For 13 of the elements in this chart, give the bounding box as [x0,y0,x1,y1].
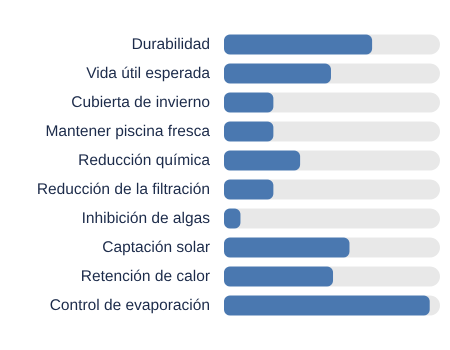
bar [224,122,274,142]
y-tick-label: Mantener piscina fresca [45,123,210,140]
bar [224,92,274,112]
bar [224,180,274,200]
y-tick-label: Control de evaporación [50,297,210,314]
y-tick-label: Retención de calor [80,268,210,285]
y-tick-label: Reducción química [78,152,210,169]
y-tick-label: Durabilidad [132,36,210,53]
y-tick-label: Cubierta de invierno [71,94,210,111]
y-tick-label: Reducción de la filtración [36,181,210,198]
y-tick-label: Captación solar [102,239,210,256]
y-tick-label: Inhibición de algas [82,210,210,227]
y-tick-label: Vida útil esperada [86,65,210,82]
----
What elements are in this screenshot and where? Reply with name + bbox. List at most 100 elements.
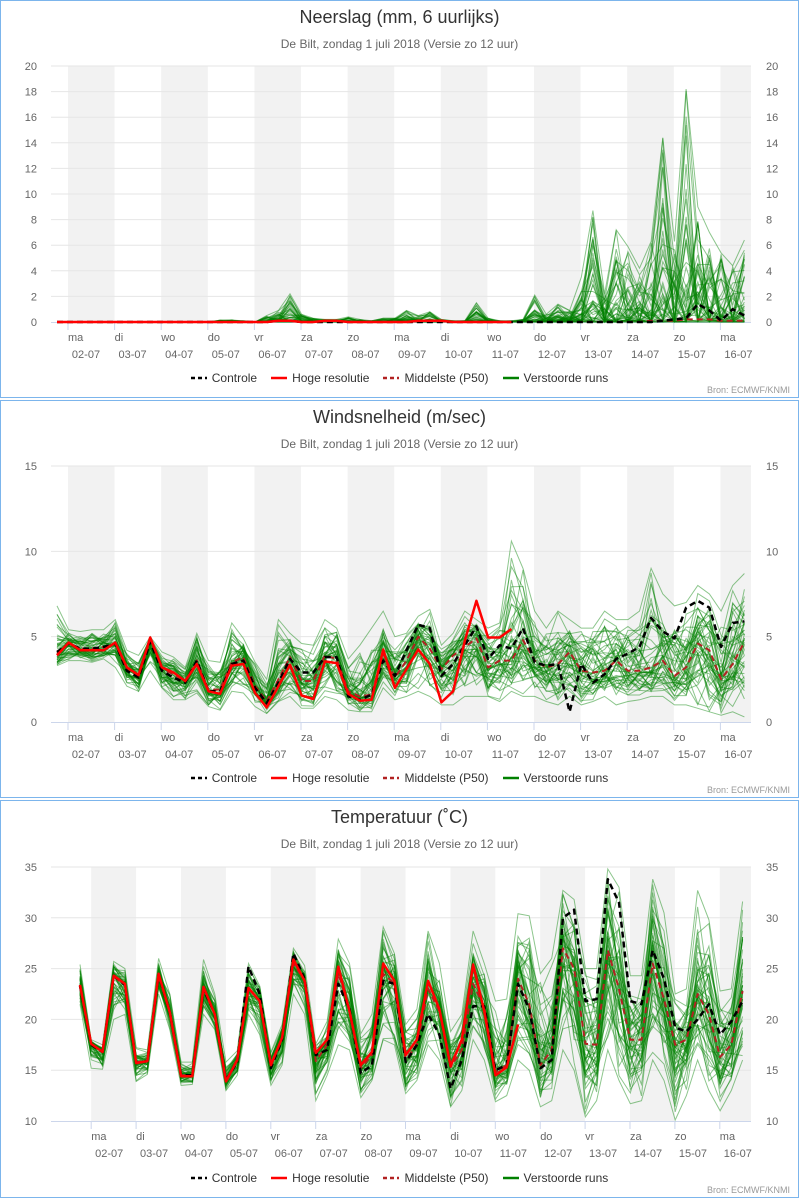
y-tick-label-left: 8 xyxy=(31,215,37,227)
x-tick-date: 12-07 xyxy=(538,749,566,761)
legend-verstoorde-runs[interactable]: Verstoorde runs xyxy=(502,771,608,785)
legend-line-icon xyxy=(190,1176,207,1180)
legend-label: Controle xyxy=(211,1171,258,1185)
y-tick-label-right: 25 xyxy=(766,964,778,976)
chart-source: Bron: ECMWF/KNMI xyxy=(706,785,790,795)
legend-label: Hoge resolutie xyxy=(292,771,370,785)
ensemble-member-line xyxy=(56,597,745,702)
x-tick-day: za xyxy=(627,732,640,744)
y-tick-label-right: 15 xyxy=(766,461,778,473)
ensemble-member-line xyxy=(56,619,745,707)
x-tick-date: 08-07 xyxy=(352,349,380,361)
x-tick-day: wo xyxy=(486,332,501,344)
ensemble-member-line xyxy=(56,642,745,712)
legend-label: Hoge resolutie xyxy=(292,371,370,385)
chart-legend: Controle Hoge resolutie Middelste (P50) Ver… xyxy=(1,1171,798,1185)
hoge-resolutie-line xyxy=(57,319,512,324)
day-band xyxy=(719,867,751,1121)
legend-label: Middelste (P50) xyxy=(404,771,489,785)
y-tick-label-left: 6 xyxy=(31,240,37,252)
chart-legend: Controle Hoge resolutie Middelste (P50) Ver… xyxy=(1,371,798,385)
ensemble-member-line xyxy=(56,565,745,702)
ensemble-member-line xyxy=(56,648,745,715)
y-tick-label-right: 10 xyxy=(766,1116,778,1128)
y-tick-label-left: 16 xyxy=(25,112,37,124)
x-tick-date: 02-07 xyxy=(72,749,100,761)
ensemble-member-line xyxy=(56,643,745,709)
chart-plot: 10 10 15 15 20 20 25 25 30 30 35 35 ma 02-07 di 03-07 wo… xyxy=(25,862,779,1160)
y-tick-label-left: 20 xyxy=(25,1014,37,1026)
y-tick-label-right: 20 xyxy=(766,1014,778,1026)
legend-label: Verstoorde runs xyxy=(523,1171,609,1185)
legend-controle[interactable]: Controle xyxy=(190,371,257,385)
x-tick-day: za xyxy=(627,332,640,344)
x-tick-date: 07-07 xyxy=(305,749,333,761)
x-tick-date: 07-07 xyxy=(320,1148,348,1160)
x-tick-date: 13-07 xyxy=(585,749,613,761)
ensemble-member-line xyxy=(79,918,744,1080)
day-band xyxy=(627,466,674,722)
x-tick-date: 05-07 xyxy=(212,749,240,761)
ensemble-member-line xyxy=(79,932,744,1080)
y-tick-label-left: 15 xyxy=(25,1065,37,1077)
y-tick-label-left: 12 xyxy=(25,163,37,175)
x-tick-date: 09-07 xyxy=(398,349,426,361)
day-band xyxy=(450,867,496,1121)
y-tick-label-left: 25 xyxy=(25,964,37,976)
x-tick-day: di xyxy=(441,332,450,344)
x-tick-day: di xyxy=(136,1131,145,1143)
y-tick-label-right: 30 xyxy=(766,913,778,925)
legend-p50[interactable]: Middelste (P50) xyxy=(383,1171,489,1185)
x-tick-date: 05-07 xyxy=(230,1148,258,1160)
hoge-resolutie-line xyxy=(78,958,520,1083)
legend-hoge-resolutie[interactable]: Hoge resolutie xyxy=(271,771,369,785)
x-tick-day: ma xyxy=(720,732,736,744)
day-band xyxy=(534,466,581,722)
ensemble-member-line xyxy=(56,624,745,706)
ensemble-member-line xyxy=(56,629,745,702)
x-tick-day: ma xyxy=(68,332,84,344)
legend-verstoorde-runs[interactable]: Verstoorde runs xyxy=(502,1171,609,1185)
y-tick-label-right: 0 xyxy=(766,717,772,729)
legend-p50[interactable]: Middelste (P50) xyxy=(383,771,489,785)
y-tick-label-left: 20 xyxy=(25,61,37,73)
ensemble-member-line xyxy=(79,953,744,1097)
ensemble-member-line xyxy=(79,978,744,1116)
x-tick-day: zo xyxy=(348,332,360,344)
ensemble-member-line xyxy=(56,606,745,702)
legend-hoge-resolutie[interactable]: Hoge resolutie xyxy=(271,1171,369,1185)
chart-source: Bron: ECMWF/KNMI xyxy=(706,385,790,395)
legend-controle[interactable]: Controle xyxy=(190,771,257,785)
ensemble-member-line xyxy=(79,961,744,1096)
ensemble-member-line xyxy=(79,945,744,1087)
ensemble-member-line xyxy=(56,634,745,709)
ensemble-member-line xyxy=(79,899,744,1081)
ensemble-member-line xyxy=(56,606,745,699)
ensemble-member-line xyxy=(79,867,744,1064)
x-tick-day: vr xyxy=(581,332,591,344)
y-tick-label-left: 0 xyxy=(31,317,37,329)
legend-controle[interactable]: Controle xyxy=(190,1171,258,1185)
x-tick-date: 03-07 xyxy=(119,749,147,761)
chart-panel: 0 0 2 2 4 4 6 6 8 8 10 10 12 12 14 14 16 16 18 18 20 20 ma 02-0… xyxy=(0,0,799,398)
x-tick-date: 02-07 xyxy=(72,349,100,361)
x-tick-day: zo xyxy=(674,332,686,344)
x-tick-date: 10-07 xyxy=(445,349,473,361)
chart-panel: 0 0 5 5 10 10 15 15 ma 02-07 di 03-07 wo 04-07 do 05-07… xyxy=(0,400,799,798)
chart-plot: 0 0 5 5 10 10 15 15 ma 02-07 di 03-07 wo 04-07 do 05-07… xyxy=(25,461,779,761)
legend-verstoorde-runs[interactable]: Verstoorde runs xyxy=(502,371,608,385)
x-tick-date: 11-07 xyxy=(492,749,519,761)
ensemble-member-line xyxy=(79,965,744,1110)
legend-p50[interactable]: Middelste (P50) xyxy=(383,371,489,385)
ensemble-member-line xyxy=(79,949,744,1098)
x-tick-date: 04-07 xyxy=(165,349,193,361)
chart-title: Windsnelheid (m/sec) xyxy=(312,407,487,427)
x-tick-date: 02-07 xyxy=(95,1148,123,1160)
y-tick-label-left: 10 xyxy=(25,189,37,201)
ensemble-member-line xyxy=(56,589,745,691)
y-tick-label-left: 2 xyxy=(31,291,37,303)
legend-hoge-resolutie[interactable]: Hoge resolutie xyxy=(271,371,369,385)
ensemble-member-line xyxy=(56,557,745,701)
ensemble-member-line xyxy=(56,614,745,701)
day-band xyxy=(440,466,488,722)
----
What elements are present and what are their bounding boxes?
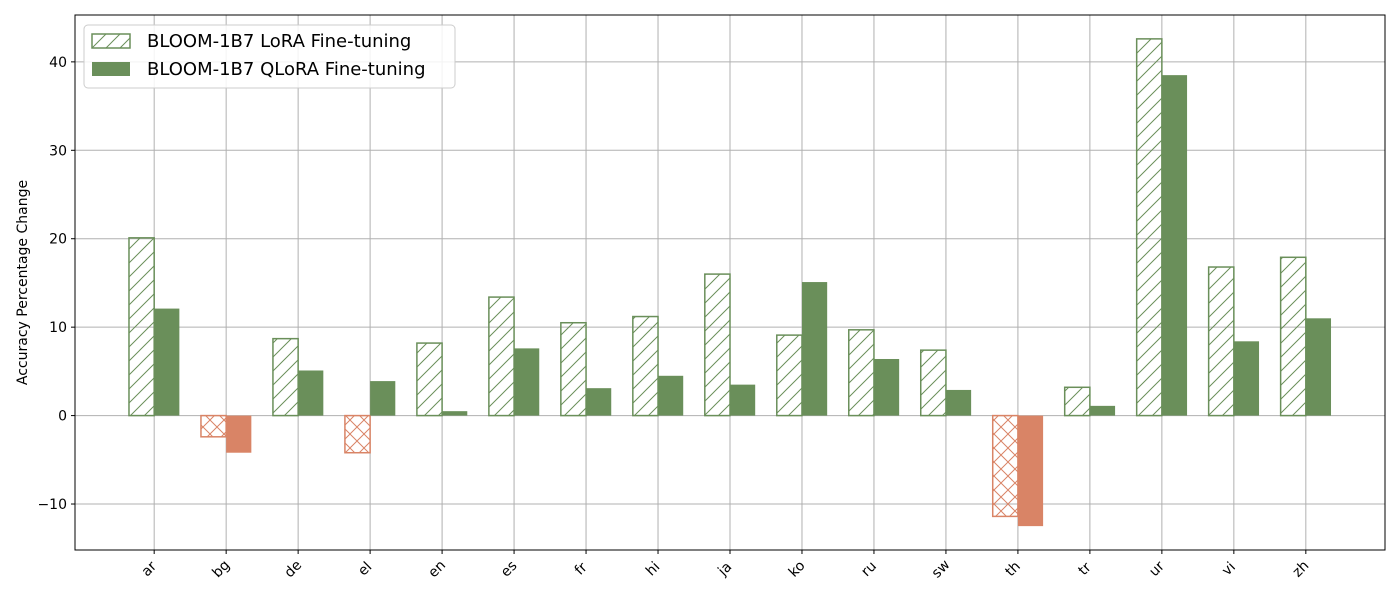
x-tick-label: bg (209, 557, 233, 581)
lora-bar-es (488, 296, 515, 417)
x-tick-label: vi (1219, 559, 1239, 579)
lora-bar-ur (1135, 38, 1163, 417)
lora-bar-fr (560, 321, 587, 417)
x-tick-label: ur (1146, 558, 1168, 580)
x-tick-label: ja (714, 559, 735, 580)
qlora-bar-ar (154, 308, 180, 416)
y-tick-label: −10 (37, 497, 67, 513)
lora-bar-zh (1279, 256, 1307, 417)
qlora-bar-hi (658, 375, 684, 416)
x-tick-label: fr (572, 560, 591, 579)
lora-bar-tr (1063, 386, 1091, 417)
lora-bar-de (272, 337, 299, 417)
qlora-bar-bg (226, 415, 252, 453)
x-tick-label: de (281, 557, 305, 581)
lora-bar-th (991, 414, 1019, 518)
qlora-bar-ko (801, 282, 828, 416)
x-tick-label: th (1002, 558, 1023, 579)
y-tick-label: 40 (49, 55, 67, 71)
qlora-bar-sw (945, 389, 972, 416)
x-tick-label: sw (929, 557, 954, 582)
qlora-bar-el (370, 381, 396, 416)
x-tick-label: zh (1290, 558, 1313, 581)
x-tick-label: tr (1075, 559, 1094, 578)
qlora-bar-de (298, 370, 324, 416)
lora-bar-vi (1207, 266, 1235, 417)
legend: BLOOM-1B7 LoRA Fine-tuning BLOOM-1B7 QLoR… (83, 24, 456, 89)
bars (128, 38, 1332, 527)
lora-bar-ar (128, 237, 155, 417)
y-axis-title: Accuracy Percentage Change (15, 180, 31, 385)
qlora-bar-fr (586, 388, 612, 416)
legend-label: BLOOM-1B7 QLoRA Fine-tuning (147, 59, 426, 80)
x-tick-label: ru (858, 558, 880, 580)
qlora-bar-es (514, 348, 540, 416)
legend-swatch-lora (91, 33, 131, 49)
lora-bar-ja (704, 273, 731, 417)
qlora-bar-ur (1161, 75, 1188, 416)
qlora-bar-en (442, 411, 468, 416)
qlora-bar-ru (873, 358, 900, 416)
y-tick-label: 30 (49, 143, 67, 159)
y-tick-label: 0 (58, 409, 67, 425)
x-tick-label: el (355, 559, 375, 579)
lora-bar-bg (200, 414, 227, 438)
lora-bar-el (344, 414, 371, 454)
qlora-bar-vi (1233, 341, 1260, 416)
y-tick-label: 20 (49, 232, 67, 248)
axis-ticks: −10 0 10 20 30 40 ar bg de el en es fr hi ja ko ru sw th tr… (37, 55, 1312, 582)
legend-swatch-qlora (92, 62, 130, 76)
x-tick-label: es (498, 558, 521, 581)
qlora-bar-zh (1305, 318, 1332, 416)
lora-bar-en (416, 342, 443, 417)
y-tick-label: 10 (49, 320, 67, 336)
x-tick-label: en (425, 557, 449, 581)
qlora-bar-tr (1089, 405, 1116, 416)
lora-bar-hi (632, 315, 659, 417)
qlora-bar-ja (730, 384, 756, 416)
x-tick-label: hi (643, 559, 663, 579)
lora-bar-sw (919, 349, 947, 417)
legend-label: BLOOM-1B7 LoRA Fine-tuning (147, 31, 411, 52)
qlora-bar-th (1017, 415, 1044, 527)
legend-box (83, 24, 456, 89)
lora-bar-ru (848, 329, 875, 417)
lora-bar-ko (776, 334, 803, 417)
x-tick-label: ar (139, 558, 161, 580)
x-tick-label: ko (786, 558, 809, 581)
----
Rewrite the rows above, from the one containing "For 13 of the" through the one containing "y-tick-label: Vida útil", replacing "chart" with "graphic" and keeping everything else the same. Leave the pictures out of your answer.

Correct answer:
For 13 of the elements in this graphic, give the bounding box as [x0,y0,x1,y1].
bar [224,122,274,142]
y-tick-label: Mantener piscina fresca [45,123,210,140]
bar [224,92,274,112]
bar [224,180,274,200]
y-tick-label: Control de evaporación [50,297,210,314]
y-tick-label: Retención de calor [80,268,210,285]
y-tick-label: Reducción química [78,152,210,169]
y-tick-label: Durabilidad [132,36,210,53]
y-tick-label: Cubierta de invierno [71,94,210,111]
y-tick-label: Reducción de la filtración [36,181,210,198]
y-tick-label: Captación solar [102,239,210,256]
y-tick-label: Inhibición de algas [82,210,210,227]
y-tick-label: Vida útil esperada [86,65,210,82]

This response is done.